**The problem**
Within the listing below, locate all lines containing the word "août". Copy each one.

**Items**
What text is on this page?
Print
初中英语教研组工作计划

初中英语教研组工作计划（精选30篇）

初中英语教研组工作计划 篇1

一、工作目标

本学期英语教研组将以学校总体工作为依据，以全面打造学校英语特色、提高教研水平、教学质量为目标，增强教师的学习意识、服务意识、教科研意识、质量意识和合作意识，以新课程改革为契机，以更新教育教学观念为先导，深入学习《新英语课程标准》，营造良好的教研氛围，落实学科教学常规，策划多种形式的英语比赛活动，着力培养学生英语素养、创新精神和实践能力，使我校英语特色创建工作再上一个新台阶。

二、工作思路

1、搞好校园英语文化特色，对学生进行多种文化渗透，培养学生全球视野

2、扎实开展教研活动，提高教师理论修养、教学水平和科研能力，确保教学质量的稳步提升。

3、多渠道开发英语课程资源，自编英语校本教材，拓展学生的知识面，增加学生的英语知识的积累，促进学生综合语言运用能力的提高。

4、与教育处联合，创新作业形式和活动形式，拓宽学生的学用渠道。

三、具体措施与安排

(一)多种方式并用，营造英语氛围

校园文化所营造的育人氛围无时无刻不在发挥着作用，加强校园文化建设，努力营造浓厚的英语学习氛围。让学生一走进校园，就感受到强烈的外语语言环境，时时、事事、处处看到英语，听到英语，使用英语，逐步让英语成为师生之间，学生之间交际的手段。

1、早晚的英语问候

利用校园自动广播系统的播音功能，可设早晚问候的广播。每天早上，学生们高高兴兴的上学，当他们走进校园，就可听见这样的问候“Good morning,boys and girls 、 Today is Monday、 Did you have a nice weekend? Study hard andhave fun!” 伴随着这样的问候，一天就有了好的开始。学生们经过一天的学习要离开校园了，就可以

==

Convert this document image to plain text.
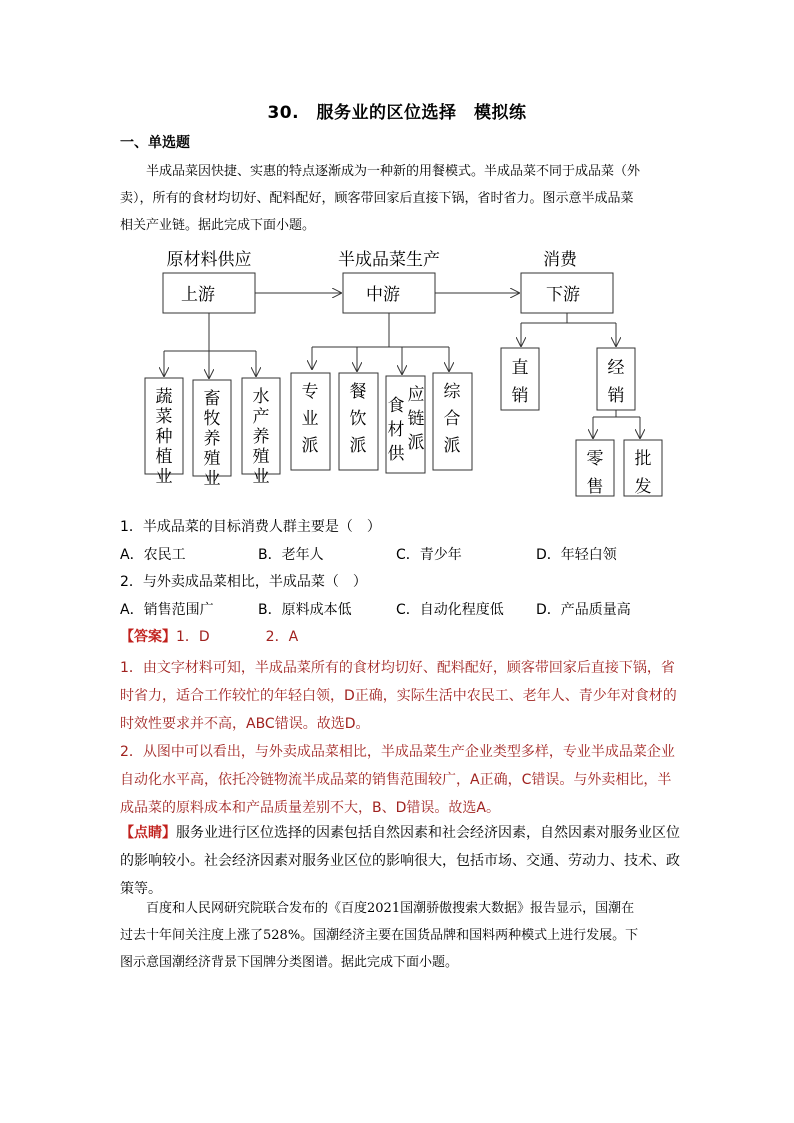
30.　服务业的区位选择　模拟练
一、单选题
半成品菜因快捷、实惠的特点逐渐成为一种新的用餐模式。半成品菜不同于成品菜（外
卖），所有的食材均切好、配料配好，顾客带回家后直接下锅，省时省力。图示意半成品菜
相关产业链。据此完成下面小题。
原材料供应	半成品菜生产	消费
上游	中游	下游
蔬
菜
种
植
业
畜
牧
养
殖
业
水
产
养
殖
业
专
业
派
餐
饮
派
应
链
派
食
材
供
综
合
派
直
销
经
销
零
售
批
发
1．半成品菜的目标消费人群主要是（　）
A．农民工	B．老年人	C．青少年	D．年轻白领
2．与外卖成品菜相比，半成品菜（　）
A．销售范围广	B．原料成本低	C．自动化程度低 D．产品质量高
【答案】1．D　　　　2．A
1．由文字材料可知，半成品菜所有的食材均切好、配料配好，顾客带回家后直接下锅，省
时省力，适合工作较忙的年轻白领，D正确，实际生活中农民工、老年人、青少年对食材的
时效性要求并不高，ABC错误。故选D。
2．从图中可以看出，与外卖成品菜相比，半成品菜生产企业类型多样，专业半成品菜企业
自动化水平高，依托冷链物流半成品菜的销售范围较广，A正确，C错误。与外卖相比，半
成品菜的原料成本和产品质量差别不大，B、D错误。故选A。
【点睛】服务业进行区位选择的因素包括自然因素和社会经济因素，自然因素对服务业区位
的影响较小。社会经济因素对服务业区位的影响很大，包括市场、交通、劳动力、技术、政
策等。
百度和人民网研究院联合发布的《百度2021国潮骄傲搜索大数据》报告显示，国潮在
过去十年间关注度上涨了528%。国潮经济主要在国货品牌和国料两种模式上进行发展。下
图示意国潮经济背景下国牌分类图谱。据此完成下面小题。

...

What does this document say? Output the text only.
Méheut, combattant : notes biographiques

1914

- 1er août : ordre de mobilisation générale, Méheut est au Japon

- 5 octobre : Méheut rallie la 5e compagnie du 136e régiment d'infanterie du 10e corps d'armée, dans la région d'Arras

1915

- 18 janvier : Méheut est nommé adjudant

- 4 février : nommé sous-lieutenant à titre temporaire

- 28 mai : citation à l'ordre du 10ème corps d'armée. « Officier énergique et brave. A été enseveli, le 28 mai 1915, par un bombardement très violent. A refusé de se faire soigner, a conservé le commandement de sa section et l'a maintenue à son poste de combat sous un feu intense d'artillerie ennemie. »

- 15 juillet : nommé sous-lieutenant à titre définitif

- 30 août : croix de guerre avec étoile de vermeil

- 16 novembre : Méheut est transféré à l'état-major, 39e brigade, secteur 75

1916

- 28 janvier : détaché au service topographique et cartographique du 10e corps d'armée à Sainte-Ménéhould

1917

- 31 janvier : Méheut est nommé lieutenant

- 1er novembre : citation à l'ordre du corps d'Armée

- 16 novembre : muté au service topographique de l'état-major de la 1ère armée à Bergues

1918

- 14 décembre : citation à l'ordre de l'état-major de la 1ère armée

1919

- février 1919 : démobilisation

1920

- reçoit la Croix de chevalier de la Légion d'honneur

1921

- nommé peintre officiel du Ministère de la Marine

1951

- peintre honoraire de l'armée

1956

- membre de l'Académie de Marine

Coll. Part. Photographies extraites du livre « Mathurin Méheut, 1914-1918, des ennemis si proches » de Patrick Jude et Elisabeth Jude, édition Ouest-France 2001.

**Task answer**
- 1er août : ordre de mobilisation générale, Méheut est au Japon
- 30 août : croix de guerre avec étoile de vermeil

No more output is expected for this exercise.